TEXT PROVIDED |
● ● ● ● ● ● ●
On Plein Air Festivals

Early this year, I set a goal for myself to attend more plein air events. I really get inspired by the dedication and motivation of other painters, and now that my daughter is getting a little older, my husband and I agreed that the time was right for me to try and participate in plein air painting in a more intentional way.

“Down By the Boathouse” ©Jennifer E Young. Oil on linen, 8x10. Painted during Plein Air Unleased, 2019, with Allure Art Center (SOLD.)

“Down By the Boathouse” ©Jennifer E Young. Oil on linen, 8x10. Painted during Plein Air Unleased, 2019, with Allure Art Center (SOLD.)

I also really just wanted to see if I would enjoy a taste of the festival “lifestyle”. I have met quite a few painters who “do the circuit”, traveling from event to event, and participating in as many as 10 or more a year across the country. It’s pretty impossible for me to do that, and frankly, I’m not sure I would really want to even if I could. Even so, I wanted to test my own limits and see what I was capable of, in an environment that really motivated me to push my boundaries.

“Drifting Shadows” ©Jennifer E Young. Oil on linen, 12x24”. Painted during Plein Air Floyd 2019.

“Drifting Shadows” ©Jennifer E Young. Oil on linen, 12x24”. Painted during Plein Air Floyd 2019.

Painting at these festivals can be pretty intense, and some are quite competitive. Even in the less competitive ones, there is still a feeling of underlying urgency, a compelling sense, at least to me, to seize the moment while I have the chance. It is a time of high focus and concentration. Not only are you often living out of your car and suitcase a lot of the day, you have to have a certain amount of physical stamina to stand on your feet from morning to night and survive on a subsistence of power bars and electrolyte drinks if the situation (and the best light of the day) calls for it. You also have to fight off the mosquitoes and ticks and various other critters (like snakes or even black bears, in some instances!) all the while trying to paint something peaceful or inspirational or exciting or otherwise awesome. Even so, I had seen my friends and associates post on social media about their fabulous trips to this place or that, all of the people they met and networked with, and I started to wonder what I might have been “missing.”

“Evening Falls on Storker’s Knob,” ©Jennifer E Young. Oil on linen, 12x16”. Painted during Plein Air Floyd 2019.

“Evening Falls on Storker’s Knob,” ©Jennifer E Young. Oil on linen, 12x16”. Painted during Plein Air Floyd 2019.

Because my daughter is still in primary school and my husband only has so much flexibility with work, I focused on applying to the regional festivals within a few hours’ driving distance of my home, in case I was urgently needed on the home front. Luckily for me, each year there seem to be more and more festivals to choose from; Virginia alone has more than I could reasonably attend in a season.

“Village Life” ©Jennifer E Young. Oil on linen, 10x10” (SOLD). Painted during Plein Air Floyd, 2019.
● ● ● ● ● ● ●
EXCERPTED DATA |
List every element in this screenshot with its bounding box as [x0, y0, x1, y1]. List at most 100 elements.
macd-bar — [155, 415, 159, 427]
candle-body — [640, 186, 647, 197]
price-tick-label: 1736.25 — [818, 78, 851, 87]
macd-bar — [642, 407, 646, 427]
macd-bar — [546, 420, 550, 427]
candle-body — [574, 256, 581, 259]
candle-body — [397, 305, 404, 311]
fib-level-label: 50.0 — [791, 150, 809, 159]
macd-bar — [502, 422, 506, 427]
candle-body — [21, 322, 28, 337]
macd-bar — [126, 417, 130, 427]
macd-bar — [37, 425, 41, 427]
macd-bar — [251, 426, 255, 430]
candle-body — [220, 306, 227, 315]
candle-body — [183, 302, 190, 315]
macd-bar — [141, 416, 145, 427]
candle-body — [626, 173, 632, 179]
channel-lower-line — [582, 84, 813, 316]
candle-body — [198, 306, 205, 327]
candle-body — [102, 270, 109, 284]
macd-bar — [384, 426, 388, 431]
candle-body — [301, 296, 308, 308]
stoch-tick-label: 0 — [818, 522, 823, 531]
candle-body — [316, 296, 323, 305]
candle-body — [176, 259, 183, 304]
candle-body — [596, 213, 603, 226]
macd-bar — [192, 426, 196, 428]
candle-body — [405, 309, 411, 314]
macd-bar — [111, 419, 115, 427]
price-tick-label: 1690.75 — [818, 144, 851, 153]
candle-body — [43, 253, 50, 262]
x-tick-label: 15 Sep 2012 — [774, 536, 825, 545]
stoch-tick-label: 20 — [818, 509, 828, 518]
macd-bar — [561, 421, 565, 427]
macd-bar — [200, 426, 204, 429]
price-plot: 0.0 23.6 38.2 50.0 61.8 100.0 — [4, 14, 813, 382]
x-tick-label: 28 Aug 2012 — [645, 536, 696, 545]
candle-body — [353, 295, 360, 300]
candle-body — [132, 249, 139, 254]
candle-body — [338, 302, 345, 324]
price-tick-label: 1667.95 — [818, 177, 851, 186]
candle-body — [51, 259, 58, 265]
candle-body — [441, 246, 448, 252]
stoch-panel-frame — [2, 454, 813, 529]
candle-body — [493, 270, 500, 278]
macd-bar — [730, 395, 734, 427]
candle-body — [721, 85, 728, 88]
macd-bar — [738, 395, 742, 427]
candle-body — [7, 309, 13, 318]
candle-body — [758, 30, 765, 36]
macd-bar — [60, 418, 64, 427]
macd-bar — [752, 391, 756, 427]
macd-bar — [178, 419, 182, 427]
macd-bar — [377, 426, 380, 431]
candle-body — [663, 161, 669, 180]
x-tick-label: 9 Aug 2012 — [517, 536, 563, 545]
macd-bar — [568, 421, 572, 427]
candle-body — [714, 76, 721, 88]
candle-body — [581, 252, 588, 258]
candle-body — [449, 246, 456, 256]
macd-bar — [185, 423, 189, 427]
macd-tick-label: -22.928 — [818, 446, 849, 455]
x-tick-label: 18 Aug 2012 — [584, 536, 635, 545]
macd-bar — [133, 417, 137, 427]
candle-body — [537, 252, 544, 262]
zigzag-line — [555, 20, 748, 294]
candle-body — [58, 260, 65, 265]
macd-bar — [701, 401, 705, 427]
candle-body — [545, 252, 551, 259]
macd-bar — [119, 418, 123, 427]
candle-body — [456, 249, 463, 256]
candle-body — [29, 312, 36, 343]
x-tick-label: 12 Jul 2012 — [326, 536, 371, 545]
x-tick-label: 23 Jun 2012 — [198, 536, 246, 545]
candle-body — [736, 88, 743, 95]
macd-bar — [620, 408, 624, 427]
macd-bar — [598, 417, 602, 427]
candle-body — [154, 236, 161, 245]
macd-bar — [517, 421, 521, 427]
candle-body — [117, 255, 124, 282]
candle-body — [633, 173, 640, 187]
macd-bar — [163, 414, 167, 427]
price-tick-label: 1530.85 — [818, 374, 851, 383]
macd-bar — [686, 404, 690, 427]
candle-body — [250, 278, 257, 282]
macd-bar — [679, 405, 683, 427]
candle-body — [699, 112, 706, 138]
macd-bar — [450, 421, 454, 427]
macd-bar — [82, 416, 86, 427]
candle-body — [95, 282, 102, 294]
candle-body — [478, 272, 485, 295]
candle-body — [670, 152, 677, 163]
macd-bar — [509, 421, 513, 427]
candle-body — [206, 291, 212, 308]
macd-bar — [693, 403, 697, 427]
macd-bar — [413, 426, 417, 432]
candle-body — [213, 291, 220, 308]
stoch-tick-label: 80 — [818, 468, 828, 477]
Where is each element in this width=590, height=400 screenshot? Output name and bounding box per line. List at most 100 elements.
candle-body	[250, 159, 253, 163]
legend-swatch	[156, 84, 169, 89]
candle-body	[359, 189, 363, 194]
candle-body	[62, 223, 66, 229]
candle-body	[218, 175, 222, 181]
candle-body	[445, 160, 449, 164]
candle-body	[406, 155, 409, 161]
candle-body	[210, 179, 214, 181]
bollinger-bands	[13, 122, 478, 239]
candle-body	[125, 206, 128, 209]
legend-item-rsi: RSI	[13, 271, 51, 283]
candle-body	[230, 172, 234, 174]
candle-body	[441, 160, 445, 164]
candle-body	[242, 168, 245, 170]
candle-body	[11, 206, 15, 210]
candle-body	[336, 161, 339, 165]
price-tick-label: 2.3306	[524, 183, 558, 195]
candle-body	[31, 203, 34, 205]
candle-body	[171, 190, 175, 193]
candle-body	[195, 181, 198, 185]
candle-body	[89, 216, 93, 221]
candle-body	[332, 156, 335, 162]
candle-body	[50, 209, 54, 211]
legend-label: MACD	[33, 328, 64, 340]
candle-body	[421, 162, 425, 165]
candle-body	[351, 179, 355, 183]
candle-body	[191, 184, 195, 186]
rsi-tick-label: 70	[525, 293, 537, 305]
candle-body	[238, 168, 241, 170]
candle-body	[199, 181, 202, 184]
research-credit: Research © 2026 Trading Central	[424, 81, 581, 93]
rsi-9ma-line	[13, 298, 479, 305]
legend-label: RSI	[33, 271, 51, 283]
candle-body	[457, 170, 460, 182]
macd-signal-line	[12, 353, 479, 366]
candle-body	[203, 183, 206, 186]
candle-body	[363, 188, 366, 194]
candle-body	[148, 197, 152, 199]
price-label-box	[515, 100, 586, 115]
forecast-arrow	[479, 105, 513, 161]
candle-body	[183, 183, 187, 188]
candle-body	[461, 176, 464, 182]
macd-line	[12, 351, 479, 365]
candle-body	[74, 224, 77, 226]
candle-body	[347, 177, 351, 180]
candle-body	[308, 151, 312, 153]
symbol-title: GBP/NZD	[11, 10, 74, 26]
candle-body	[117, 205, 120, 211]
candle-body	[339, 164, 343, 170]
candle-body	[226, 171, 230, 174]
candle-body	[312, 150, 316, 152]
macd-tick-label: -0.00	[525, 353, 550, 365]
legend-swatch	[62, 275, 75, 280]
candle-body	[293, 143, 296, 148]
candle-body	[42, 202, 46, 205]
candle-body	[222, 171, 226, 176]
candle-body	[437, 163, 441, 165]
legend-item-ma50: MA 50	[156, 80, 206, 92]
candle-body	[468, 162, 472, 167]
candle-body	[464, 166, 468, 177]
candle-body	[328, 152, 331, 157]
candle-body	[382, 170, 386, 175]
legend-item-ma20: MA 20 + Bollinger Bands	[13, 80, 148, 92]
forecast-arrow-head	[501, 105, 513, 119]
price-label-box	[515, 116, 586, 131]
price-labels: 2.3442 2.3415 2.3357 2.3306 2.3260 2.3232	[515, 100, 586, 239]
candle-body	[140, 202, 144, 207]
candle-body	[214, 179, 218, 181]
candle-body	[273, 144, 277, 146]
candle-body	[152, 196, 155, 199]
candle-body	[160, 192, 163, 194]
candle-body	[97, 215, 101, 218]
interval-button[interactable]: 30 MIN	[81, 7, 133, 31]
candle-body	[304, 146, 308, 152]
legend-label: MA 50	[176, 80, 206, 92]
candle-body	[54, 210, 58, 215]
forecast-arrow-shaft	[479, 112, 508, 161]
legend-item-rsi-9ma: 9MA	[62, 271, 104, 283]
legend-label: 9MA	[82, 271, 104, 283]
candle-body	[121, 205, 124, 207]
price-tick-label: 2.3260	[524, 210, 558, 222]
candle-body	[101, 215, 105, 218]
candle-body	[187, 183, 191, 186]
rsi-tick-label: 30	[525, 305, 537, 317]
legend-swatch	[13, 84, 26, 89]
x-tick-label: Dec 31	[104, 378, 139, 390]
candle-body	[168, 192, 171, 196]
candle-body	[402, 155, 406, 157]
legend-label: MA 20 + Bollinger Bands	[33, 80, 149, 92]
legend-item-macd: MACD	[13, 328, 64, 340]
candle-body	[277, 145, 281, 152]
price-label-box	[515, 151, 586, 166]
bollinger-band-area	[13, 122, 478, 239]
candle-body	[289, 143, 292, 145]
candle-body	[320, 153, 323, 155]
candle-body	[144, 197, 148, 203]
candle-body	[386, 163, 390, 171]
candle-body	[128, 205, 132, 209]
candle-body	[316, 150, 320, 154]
● ● ● ● ● ● ●
EXERCISE TASKS |
a: According to the piece on plein air festivals, how many events a year can painters who "do the circuit" take part in?
b: Resume the piece on plein air festivals from its final line.
The data was drawn from a separate source.

RESULTS OF THE EXERCISE |
a: As many as 10 or more a year, across the country.

b:
“Village Life” ©Jennifer E Young. Oil on linen, 10x10” (SOLD). Painted during Plein Air Floyd, 2019.

There are many very well-publicized festivals where the focus tends to be on competitions and big prizes. The festivals I attended were less focused on competition. Though a couple did offer prizes, the overall mood was easy-going, with a focus on community and the promotion of the art of plein air painting. I really loved this kind of festival.

“Morning Glory” ©Jennifer E Young. Oil on linen, 11x14”. Painted during Chincoteague Plein Air, 2019.

“Morning Glory” ©Jennifer E Young. Oil on linen, 11x14”. Painted during Chincoteague Plein Air, 2019.

These events are not without cost. Time away from family is a big one for me. And, whether your “day job” is parenthood or a job outside of the home, there is a lot of time spent piecing your work and personal life back together when you return home. There are also out-of-pocket costs to consider. Travel costs out of state are an obvious big one. Also many events carry application fees, and quite a number of the smaller ones do not include lodging (though thankfully some organizers have recognized the importance of that and recruited very generous hosts in the communities to house artists during festival week—which is HUGE for me, and for most artists I know.) Sales may happen to offset these expenses, but they are by no means a sure thing. There are also physical costs to those of us who are no longer spring chicks.😬 I spend about a week after I get home just resting and recovering, putting my house and studio back in order, and getting daily life back on track.

“Nature’s Gifts” ©Jennifer E Young. Oil on linen, 12x16”. Painted during Chincoteague Plein Air, 2019.

“Nature’s Gifts” ©Jennifer E Young. Oil on linen, 12x16”. Painted during Chincoteague Plein Air, 2019.

But the payoffs are many. Some events have really nice dinners and get-togethers during the week, and a show that culminates at the end with outreach to the community. Some offer cash and other prizes of value as well, which is a nice bonus for the lucky winners. But you don’t have to win a prize to reap the intangible and more lasting bonuses. I am endlessly inspired by the amazing artists I meet, seeing their dedication to their work, and the community that is sparked by painting together and celebrating the beauty of this precious earth of ours. I have also met some incredibly generous supporters, from event organizers who dedicate so much time and energy to making the entire engine run, the generosity of the event sponsors and hosts, and of course, the collectors who support our craft.

“A New Day in Assateague” ©Jennifer E Young. Oil on linen, 11x14”. Painted during Chincoteague Plein Air, 2019.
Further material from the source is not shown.